→ **SHORT PROBLEM**
Retype the full set of records. Keep every character identical.

→ **ENTRIES SUPPLIED**
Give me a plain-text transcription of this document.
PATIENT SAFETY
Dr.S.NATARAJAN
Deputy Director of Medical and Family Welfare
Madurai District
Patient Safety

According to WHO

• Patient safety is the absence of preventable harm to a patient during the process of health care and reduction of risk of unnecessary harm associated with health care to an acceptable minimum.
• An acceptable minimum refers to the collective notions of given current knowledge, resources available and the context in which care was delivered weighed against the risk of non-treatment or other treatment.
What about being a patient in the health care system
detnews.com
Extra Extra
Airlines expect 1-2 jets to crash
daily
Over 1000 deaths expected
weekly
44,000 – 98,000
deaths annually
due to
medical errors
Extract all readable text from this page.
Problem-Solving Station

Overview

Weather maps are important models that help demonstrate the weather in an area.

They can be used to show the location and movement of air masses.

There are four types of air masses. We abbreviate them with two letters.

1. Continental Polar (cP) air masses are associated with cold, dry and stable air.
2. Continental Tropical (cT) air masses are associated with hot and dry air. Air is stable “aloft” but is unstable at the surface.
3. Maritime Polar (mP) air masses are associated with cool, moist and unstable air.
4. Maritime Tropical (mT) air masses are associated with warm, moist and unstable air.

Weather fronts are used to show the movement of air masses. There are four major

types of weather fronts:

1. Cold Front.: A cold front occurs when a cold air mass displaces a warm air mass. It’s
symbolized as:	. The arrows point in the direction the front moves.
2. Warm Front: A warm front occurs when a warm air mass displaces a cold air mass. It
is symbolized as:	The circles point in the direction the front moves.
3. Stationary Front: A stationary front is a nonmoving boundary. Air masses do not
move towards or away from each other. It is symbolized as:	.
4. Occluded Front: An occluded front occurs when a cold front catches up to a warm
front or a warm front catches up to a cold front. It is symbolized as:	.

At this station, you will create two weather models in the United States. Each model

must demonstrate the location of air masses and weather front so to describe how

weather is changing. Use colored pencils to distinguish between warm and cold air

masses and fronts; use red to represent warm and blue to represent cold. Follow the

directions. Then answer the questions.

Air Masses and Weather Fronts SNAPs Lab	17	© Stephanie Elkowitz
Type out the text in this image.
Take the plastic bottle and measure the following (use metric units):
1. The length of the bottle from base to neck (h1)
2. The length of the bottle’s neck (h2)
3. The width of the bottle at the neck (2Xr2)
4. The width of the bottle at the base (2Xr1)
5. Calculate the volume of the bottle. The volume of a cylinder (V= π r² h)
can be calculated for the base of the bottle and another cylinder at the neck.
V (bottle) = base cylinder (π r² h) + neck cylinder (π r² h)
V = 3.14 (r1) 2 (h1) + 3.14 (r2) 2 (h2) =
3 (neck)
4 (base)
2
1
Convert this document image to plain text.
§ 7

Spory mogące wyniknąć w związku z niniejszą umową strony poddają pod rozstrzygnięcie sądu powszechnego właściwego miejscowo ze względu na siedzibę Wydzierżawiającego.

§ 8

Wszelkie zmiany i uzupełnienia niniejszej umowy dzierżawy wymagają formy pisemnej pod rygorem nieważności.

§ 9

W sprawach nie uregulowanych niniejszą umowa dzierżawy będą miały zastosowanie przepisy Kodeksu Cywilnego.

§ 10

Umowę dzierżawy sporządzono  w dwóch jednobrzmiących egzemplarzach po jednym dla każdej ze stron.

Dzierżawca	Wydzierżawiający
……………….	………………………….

→ **FULL OUTPUT**
Give me a plain-text transcription of this document.
PATIENT SAFETY
Dr.S.NATARAJAN
Deputy Director of Medical and Family Welfare
Madurai District
Patient Safety

According to WHO

• Patient safety is the absence of preventable harm to a patient during the process of health care and reduction of risk of unnecessary harm associated with health care to an acceptable minimum.
• An acceptable minimum refers to the collective notions of given current knowledge, resources available and the context in which care was delivered weighed against the risk of non-treatment or other treatment.
What about being a patient in the health care system
detnews.com
Extra Extra
Airlines expect 1-2 jets to crash
daily
Over 1000 deaths expected
weekly
44,000 – 98,000
deaths annually
due to
medical errors
Extract all readable text from this page.
Problem-Solving Station

Overview

Weather maps are important models that help demonstrate the weather in an area.

They can be used to show the location and movement of air masses.

There are four types of air masses. We abbreviate them with two letters.

1. Continental Polar (cP) air masses are associated with cold, dry and stable air.
2. Continental Tropical (cT) air masses are associated with hot and dry air. Air is stable “aloft” but is unstable at the surface.
3. Maritime Polar (mP) air masses are associated with cool, moist and unstable air.
4. Maritime Tropical (mT) air masses are associated with warm, moist and unstable air.

Weather fronts are used to show the movement of air masses. There are four major

types of weather fronts:

1. Cold Front.: A cold front occurs when a cold air mass displaces a warm air mass. It’s
symbolized as:	. The arrows point in the direction the front moves.
2. Warm Front: A warm front occurs when a warm air mass displaces a cold air mass. It
is symbolized as:	The circles point in the direction the front moves.
3. Stationary Front: A stationary front is a nonmoving boundary. Air masses do not
move towards or away from each other. It is symbolized as:	.
4. Occluded Front: An occluded front occurs when a cold front catches up to a warm
front or a warm front catches up to a cold front. It is symbolized as:	.

At this station, you will create two weather models in the United States. Each model

must demonstrate the location of air masses and weather front so to describe how

weather is changing. Use colored pencils to distinguish between warm and cold air

masses and fronts; use red to represent warm and blue to represent cold. Follow the

directions. Then answer the questions.

Air Masses and Weather Fronts SNAPs Lab	17	© Stephanie Elkowitz
Type out the text in this image.
Take the plastic bottle and measure the following (use metric units):
1. The length of the bottle from base to neck (h1)
2. The length of the bottle’s neck (h2)
3. The width of the bottle at the neck (2Xr2)
4. The width of the bottle at the base (2Xr1)
5. Calculate the volume of the bottle. The volume of a cylinder (V= π r² h)
can be calculated for the base of the bottle and another cylinder at the neck.
V (bottle) = base cylinder (π r² h) + neck cylinder (π r² h)
V = 3.14 (r1) 2 (h1) + 3.14 (r2) 2 (h2) =
3 (neck)
4 (base)
2
1
Convert this document image to plain text.
§ 7

Spory mogące wyniknąć w związku z niniejszą umową strony poddają pod rozstrzygnięcie sądu powszechnego właściwego miejscowo ze względu na siedzibę Wydzierżawiającego.

§ 8

Wszelkie zmiany i uzupełnienia niniejszej umowy dzierżawy wymagają formy pisemnej pod rygorem nieważności.

§ 9

W sprawach nie uregulowanych niniejszą umowa dzierżawy będą miały zastosowanie przepisy Kodeksu Cywilnego.

§ 10

Umowę dzierżawy sporządzono  w dwóch jednobrzmiących egzemplarzach po jednym dla każdej ze stron.

Dzierżawca	Wydzierżawiający
……………….	………………………….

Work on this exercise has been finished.